Exercise details
In the data below, find every line that has the string "EURUSD", and copy it.

Supplied records
════════

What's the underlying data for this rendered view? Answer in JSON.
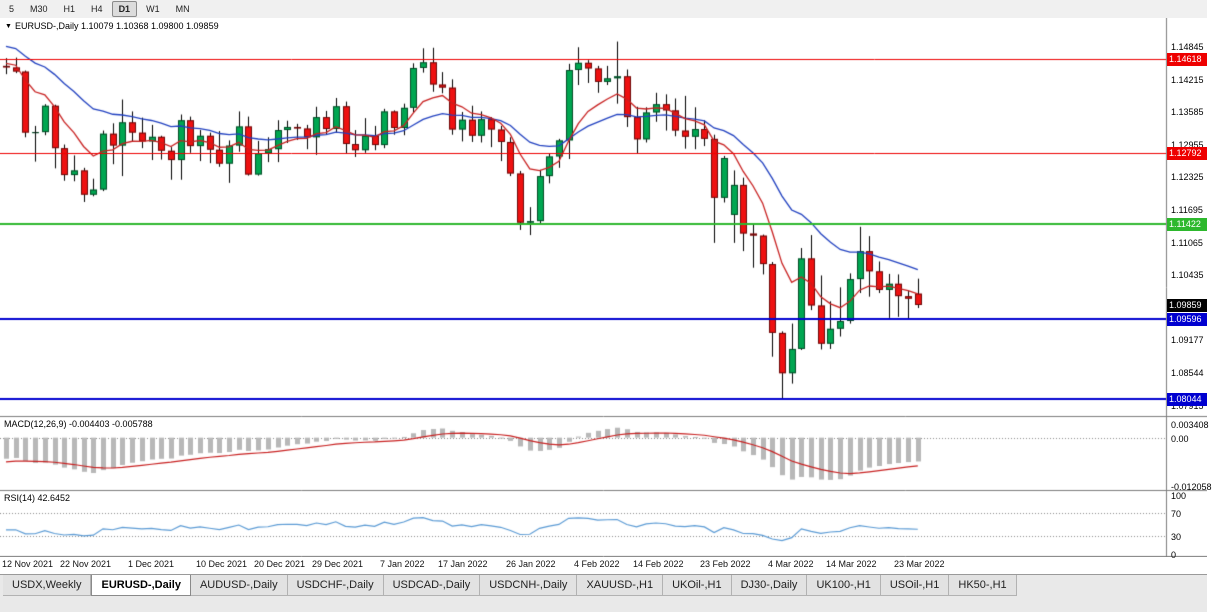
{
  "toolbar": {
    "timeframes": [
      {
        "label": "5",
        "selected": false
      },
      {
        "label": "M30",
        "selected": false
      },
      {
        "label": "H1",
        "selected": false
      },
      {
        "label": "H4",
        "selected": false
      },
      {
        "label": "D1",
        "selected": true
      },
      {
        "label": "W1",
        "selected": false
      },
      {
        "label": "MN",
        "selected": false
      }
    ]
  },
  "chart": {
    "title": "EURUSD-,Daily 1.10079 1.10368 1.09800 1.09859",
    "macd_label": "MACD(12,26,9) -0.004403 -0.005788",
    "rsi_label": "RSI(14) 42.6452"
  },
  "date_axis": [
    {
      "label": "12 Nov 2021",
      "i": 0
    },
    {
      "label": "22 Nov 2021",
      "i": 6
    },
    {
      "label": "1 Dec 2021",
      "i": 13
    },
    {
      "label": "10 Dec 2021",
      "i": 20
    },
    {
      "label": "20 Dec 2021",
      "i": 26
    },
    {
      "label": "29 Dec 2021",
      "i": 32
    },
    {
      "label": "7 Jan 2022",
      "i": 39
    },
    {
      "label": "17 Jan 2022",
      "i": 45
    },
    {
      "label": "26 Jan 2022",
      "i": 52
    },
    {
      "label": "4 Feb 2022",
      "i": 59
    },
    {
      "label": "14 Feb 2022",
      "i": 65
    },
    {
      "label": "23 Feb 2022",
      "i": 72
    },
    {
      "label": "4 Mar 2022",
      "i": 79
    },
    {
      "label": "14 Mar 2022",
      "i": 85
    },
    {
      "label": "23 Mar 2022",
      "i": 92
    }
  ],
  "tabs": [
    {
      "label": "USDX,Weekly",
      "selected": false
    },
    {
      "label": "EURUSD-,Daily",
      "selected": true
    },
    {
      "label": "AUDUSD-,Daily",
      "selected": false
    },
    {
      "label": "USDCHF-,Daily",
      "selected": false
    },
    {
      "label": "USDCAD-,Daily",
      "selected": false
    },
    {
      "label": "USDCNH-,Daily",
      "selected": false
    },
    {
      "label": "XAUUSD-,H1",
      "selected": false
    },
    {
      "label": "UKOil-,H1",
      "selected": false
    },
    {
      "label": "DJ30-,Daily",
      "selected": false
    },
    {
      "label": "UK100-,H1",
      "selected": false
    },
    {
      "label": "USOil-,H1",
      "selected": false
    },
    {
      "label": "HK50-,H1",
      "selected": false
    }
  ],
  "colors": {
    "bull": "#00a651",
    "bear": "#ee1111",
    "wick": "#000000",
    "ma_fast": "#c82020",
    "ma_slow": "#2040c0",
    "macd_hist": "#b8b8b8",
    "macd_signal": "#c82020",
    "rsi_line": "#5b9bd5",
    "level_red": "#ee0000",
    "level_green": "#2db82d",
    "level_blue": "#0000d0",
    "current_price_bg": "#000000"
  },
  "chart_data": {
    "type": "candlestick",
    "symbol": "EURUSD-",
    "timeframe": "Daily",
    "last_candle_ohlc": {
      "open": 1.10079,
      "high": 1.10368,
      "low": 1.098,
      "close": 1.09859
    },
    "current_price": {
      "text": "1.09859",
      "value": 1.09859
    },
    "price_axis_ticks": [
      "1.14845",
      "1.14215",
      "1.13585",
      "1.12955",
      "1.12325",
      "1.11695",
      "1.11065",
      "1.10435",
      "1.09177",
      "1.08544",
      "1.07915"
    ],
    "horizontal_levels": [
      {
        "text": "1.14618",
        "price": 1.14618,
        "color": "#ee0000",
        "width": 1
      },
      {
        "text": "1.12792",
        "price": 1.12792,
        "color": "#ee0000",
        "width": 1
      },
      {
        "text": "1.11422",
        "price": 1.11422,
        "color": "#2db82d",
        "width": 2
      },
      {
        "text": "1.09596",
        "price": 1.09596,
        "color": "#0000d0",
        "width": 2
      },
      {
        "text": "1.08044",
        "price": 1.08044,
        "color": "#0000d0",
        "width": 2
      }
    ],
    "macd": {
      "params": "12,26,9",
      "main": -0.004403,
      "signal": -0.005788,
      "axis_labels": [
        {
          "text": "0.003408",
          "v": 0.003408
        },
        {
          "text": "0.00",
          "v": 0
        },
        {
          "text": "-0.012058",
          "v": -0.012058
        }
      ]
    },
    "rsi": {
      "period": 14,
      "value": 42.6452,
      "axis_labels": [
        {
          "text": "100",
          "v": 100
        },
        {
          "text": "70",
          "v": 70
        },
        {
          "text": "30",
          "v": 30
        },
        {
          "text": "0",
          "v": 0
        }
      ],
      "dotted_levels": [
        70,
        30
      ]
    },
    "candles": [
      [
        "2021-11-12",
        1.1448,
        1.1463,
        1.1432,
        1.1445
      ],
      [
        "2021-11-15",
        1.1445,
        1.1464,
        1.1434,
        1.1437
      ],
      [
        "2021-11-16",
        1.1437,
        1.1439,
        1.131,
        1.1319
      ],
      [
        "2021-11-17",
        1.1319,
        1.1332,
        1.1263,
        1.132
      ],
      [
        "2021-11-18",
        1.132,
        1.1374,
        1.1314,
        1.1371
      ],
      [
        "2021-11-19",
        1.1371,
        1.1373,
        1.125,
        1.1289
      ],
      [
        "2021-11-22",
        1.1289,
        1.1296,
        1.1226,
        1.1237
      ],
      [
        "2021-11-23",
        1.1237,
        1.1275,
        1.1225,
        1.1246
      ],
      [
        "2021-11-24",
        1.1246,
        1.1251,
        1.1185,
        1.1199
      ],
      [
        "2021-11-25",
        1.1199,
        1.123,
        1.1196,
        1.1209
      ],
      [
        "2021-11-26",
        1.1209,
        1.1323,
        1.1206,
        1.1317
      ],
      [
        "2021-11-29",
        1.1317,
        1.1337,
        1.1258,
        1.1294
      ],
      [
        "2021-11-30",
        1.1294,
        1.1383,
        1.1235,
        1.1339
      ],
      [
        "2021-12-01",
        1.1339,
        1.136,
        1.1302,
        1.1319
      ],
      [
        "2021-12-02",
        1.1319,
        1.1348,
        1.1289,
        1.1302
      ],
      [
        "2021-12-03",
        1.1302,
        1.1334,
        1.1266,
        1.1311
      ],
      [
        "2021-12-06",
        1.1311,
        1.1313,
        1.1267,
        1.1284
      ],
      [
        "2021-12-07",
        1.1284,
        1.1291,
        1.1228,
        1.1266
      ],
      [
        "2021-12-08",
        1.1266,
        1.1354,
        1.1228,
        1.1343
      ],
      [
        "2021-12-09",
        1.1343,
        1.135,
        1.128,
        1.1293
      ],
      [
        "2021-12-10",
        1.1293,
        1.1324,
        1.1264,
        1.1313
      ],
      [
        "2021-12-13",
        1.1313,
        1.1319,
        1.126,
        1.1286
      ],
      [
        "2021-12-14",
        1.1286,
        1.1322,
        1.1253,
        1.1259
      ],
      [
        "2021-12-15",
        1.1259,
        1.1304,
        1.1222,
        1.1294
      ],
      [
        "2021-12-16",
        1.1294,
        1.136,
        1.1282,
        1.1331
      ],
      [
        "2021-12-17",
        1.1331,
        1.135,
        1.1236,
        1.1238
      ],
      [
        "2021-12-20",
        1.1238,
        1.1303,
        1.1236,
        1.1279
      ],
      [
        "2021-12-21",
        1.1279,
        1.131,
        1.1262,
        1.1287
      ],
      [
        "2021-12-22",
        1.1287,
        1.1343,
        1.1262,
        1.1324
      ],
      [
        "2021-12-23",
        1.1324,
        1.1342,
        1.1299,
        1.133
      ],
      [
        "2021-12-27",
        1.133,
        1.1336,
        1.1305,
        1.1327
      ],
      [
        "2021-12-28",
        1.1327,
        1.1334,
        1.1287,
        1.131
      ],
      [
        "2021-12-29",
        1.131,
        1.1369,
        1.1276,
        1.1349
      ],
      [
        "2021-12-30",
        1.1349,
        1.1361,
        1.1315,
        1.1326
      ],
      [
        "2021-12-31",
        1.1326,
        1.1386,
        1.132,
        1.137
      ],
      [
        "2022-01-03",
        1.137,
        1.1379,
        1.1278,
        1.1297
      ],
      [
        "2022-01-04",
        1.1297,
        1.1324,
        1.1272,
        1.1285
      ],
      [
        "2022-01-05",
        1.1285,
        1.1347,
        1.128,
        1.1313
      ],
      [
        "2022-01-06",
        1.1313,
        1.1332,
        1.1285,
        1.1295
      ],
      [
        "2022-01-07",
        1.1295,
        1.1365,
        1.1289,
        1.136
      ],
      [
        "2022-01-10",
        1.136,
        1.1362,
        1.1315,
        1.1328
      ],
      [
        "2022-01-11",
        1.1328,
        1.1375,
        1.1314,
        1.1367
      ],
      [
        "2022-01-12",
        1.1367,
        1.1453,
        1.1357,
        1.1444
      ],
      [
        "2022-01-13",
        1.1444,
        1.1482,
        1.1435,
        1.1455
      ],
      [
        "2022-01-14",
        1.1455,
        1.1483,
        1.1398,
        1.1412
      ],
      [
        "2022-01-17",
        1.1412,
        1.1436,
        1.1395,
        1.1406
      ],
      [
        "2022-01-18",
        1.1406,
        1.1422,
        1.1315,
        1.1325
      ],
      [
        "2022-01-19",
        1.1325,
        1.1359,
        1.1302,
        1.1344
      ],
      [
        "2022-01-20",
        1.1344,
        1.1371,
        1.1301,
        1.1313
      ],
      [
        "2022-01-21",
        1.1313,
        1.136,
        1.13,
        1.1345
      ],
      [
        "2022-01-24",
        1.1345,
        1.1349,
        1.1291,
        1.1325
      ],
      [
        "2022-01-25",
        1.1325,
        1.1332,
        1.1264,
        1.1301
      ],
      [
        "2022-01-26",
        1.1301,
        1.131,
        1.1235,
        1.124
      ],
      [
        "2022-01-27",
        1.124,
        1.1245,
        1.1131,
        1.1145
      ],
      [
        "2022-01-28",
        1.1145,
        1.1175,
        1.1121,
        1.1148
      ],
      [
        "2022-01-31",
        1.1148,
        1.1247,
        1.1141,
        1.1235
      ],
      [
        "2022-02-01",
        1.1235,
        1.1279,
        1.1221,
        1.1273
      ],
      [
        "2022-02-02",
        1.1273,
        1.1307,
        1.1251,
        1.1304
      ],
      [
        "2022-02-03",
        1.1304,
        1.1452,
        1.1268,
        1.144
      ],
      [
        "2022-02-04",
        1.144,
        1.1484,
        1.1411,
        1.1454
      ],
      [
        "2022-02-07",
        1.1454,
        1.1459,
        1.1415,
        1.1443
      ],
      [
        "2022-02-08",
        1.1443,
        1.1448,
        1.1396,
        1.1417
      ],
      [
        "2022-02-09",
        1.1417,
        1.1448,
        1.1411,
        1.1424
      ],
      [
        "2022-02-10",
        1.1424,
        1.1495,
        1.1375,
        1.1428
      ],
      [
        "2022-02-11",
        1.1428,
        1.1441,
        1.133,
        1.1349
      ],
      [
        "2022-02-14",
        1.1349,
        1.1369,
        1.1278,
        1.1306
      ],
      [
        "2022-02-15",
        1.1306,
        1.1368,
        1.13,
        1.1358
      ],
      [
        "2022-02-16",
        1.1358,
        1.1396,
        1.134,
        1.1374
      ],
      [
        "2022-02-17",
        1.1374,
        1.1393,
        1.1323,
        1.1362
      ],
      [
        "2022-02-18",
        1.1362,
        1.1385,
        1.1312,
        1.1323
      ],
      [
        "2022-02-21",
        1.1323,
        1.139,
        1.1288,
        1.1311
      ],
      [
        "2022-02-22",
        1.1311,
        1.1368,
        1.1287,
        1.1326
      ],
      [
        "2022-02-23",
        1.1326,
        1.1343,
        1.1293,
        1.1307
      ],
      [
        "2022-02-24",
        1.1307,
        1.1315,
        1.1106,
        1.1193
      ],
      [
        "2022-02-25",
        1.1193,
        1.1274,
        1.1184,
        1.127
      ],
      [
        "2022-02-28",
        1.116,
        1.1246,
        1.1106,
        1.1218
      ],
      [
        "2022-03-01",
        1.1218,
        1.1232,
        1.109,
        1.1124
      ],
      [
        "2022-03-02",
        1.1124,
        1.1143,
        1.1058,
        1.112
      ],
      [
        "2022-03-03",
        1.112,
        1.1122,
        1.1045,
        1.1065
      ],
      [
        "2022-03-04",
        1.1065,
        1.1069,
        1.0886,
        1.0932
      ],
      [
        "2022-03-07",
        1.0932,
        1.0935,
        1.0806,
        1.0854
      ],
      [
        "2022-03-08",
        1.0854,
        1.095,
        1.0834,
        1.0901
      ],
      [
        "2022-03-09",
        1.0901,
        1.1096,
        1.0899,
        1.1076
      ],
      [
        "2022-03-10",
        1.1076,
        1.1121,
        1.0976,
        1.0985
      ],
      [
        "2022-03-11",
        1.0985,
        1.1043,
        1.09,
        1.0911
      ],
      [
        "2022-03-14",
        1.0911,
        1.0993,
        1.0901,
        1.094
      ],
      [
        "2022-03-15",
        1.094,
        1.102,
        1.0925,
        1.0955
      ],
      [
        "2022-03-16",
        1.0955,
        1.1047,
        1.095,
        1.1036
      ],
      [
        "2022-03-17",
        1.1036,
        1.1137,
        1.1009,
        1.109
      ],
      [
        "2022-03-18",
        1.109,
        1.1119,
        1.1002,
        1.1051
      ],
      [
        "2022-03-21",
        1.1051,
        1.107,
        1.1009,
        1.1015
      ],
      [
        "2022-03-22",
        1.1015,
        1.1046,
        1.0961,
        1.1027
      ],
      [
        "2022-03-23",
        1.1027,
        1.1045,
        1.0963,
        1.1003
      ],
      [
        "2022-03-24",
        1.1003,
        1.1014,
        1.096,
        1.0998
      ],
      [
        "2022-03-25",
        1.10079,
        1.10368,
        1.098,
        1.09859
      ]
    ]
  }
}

════════

Solution
    "title": "EURUSD-,Daily 1.10079 1.10368 1.09800 1.09859",
      "label": "EURUSD-,Daily",
    "symbol": "EURUSD-",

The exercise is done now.